TASK PROMPT: Print out the complete set of records below, exactly as they read.

MATERIAL TO PROCESS:
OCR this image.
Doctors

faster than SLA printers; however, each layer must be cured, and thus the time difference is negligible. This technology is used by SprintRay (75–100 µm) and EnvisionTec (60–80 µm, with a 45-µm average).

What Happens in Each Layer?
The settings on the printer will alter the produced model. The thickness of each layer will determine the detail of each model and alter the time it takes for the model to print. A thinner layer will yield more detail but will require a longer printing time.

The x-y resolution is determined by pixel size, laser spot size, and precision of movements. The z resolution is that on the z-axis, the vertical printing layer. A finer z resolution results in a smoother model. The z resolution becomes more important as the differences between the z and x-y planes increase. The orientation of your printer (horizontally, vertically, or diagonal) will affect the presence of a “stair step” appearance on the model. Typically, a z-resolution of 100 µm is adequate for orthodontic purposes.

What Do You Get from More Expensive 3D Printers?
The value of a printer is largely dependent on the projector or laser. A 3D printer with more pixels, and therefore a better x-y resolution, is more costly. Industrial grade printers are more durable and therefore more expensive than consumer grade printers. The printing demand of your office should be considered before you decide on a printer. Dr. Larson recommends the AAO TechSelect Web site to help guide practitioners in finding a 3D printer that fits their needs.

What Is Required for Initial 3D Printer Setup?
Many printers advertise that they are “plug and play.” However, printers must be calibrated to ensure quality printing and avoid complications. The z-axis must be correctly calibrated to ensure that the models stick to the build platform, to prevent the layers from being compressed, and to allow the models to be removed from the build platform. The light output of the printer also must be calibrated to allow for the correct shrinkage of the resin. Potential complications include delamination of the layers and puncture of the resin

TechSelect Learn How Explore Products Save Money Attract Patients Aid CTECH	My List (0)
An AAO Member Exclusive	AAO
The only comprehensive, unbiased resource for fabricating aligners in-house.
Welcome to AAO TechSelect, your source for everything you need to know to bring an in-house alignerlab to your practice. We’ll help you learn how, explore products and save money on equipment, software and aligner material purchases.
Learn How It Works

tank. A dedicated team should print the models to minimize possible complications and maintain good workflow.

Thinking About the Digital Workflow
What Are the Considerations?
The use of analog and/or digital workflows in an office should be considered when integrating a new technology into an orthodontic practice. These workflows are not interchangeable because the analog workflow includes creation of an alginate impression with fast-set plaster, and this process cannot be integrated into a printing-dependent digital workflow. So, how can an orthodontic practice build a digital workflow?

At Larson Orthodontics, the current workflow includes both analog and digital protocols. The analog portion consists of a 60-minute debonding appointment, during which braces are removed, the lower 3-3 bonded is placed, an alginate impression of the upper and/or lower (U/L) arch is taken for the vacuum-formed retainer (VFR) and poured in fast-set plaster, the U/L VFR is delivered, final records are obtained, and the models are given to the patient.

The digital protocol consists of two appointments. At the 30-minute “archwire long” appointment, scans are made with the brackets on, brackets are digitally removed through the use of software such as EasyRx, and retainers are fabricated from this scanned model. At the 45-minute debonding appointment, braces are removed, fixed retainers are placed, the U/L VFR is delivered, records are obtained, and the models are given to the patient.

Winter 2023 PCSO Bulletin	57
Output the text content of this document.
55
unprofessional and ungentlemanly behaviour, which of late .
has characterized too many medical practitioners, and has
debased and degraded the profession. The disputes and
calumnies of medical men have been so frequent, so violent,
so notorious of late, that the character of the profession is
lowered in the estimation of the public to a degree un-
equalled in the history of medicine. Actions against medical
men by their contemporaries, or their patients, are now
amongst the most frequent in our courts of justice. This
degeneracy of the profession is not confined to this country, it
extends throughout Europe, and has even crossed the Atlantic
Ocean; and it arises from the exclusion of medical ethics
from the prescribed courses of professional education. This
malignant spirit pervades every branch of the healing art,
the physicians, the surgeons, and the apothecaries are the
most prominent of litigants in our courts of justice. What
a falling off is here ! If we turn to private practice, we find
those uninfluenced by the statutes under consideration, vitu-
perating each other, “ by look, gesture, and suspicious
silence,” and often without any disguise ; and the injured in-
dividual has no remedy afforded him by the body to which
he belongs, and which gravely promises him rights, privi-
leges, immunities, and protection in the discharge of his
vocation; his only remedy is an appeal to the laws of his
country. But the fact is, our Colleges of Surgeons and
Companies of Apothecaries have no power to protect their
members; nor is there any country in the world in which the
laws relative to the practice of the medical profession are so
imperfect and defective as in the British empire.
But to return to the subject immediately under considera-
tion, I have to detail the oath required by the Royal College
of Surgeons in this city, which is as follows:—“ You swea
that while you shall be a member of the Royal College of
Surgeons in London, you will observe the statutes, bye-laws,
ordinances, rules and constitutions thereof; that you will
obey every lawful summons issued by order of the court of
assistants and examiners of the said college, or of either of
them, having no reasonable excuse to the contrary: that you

FINAL ANSWER:
OCR this image.
Doctors

faster than SLA printers; however, each layer must be cured, and thus the time difference is negligible. This technology is used by SprintRay (75–100 µm) and EnvisionTec (60–80 µm, with a 45-µm average).

What Happens in Each Layer?
The settings on the printer will alter the produced model. The thickness of each layer will determine the detail of each model and alter the time it takes for the model to print. A thinner layer will yield more detail but will require a longer printing time.

The x-y resolution is determined by pixel size, laser spot size, and precision of movements. The z resolution is that on the z-axis, the vertical printing layer. A finer z resolution results in a smoother model. The z resolution becomes more important as the differences between the z and x-y planes increase. The orientation of your printer (horizontally, vertically, or diagonal) will affect the presence of a “stair step” appearance on the model. Typically, a z-resolution of 100 µm is adequate for orthodontic purposes.

What Do You Get from More Expensive 3D Printers?
The value of a printer is largely dependent on the projector or laser. A 3D printer with more pixels, and therefore a better x-y resolution, is more costly. Industrial grade printers are more durable and therefore more expensive than consumer grade printers. The printing demand of your office should be considered before you decide on a printer. Dr. Larson recommends the AAO TechSelect Web site to help guide practitioners in finding a 3D printer that fits their needs.

What Is Required for Initial 3D Printer Setup?
Many printers advertise that they are “plug and play.” However, printers must be calibrated to ensure quality printing and avoid complications. The z-axis must be correctly calibrated to ensure that the models stick to the build platform, to prevent the layers from being compressed, and to allow the models to be removed from the build platform. The light output of the printer also must be calibrated to allow for the correct shrinkage of the resin. Potential complications include delamination of the layers and puncture of the resin

TechSelect Learn How Explore Products Save Money Attract Patients Aid CTECH	My List (0)
An AAO Member Exclusive	AAO
The only comprehensive, unbiased resource for fabricating aligners in-house.
Welcome to AAO TechSelect, your source for everything you need to know to bring an in-house alignerlab to your practice. We’ll help you learn how, explore products and save money on equipment, software and aligner material purchases.
Learn How It Works

tank. A dedicated team should print the models to minimize possible complications and maintain good workflow.

Thinking About the Digital Workflow
What Are the Considerations?
The use of analog and/or digital workflows in an office should be considered when integrating a new technology into an orthodontic practice. These workflows are not interchangeable because the analog workflow includes creation of an alginate impression with fast-set plaster, and this process cannot be integrated into a printing-dependent digital workflow. So, how can an orthodontic practice build a digital workflow?

At Larson Orthodontics, the current workflow includes both analog and digital protocols. The analog portion consists of a 60-minute debonding appointment, during which braces are removed, the lower 3-3 bonded is placed, an alginate impression of the upper and/or lower (U/L) arch is taken for the vacuum-formed retainer (VFR) and poured in fast-set plaster, the U/L VFR is delivered, final records are obtained, and the models are given to the patient.

The digital protocol consists of two appointments. At the 30-minute “archwire long” appointment, scans are made with the brackets on, brackets are digitally removed through the use of software such as EasyRx, and retainers are fabricated from this scanned model. At the 45-minute debonding appointment, braces are removed, fixed retainers are placed, the U/L VFR is delivered, records are obtained, and the models are given to the patient.

Winter 2023 PCSO Bulletin	57
Output the text content of this document.
55
unprofessional and ungentlemanly behaviour, which of late .
has characterized too many medical practitioners, and has
debased and degraded the profession. The disputes and
calumnies of medical men have been so frequent, so violent,
so notorious of late, that the character of the profession is
lowered in the estimation of the public to a degree un-
equalled in the history of medicine. Actions against medical
men by their contemporaries, or their patients, are now
amongst the most frequent in our courts of justice. This
degeneracy of the profession is not confined to this country, it
extends throughout Europe, and has even crossed the Atlantic
Ocean; and it arises from the exclusion of medical ethics
from the prescribed courses of professional education. This
malignant spirit pervades every branch of the healing art,
the physicians, the surgeons, and the apothecaries are the
most prominent of litigants in our courts of justice. What
a falling off is here ! If we turn to private practice, we find
those uninfluenced by the statutes under consideration, vitu-
perating each other, “ by look, gesture, and suspicious
silence,” and often without any disguise ; and the injured in-
dividual has no remedy afforded him by the body to which
he belongs, and which gravely promises him rights, privi-
leges, immunities, and protection in the discharge of his
vocation; his only remedy is an appeal to the laws of his
country. But the fact is, our Colleges of Surgeons and
Companies of Apothecaries have no power to protect their
members; nor is there any country in the world in which the
laws relative to the practice of the medical profession are so
imperfect and defective as in the British empire.
But to return to the subject immediately under considera-
tion, I have to detail the oath required by the Royal College
of Surgeons in this city, which is as follows:—“ You swea
that while you shall be a member of the Royal College of
Surgeons in London, you will observe the statutes, bye-laws,
ordinances, rules and constitutions thereof; that you will
obey every lawful summons issued by order of the court of
assistants and examiners of the said college, or of either of
them, having no reasonable excuse to the contrary: that you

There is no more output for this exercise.